Pull out every line with the word "high".

[Source data]

★ ★ ★

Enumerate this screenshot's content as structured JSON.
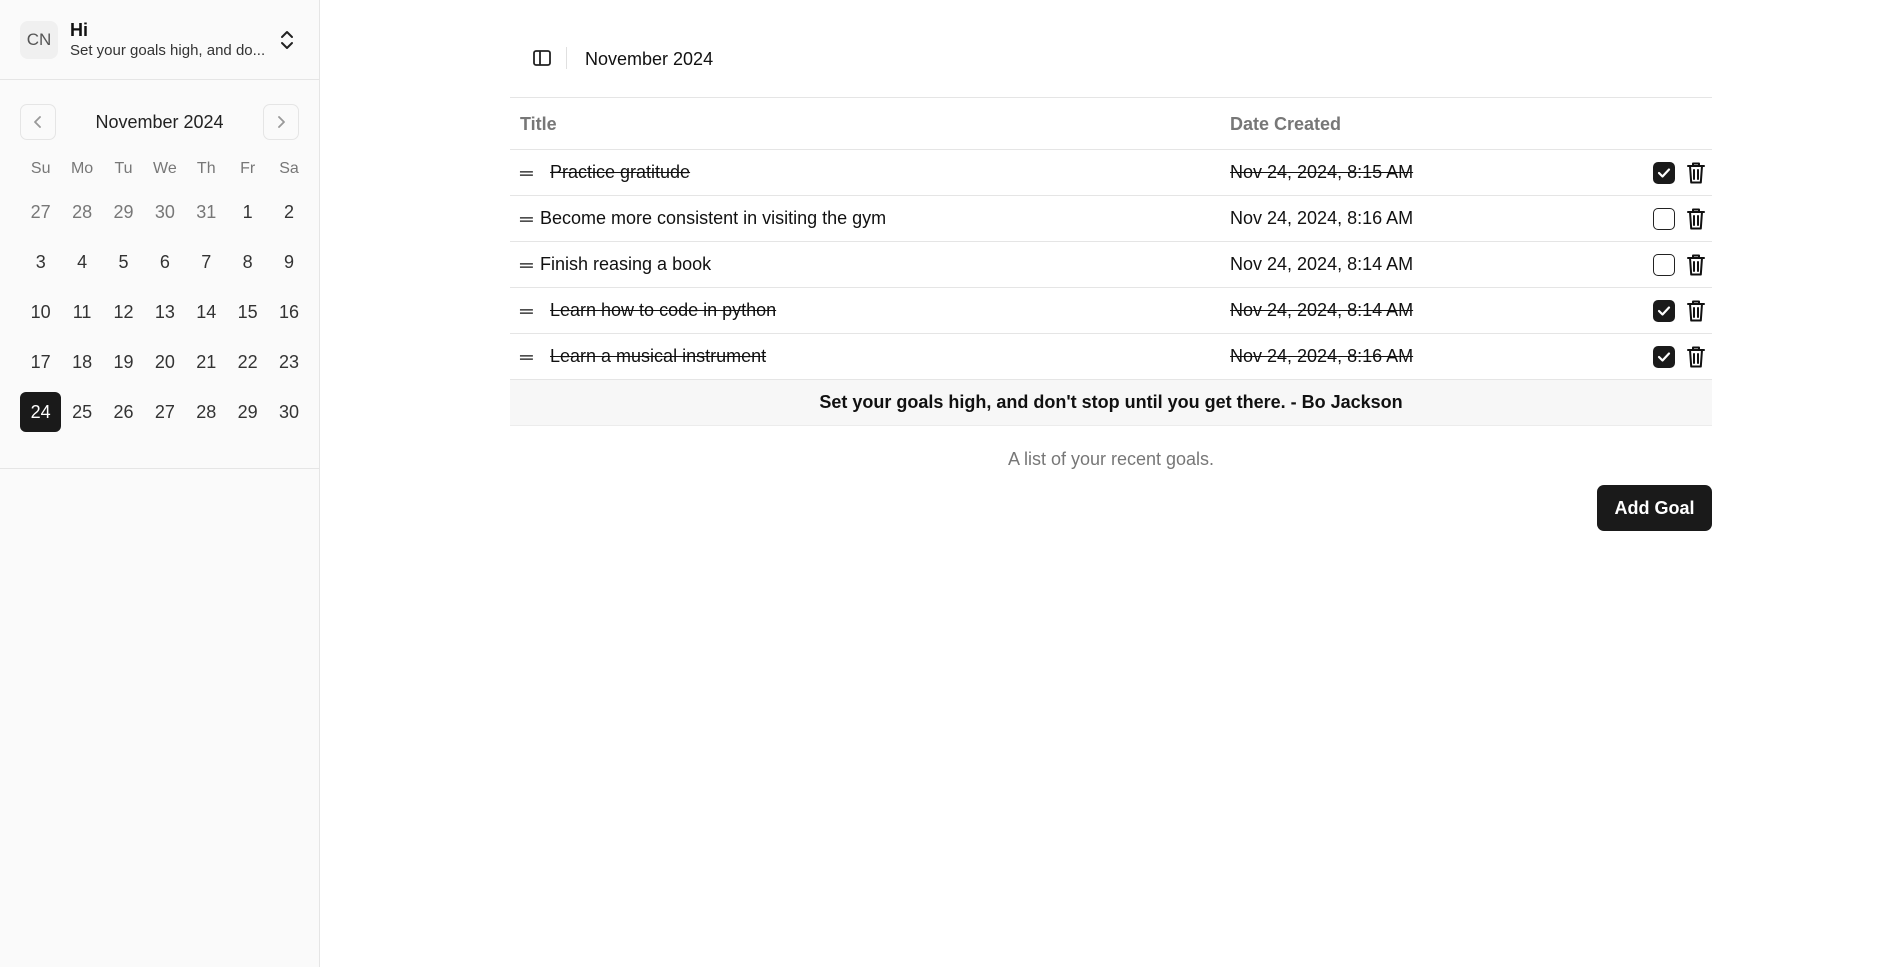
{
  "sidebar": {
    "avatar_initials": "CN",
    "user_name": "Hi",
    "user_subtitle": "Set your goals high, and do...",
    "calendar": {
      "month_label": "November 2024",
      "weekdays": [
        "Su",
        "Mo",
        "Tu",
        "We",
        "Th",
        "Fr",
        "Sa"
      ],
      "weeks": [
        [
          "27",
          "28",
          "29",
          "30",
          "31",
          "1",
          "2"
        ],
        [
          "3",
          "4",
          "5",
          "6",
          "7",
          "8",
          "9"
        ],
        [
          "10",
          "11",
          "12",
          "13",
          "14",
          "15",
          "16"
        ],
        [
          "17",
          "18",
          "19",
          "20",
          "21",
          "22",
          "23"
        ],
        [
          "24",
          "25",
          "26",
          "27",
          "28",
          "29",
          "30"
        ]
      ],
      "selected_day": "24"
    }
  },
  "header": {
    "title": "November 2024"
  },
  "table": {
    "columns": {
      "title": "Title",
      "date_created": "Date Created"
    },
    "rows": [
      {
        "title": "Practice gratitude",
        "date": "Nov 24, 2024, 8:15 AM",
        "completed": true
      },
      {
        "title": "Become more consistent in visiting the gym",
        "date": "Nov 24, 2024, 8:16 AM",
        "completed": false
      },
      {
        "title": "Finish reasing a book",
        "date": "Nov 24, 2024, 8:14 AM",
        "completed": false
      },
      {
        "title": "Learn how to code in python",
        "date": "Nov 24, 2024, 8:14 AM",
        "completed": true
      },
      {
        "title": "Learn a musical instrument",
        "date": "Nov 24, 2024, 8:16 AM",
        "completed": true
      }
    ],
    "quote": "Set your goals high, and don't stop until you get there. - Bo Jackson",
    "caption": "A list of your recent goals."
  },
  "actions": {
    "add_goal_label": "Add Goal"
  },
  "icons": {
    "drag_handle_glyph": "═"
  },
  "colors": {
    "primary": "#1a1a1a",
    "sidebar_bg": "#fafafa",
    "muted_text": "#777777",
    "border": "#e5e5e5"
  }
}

★ ★ ★

[Result for this task]
    "user_subtitle": "Set your goals high, and do...",
    "quote": "Set your goals high, and don't stop until you get there. - Bo Jackson",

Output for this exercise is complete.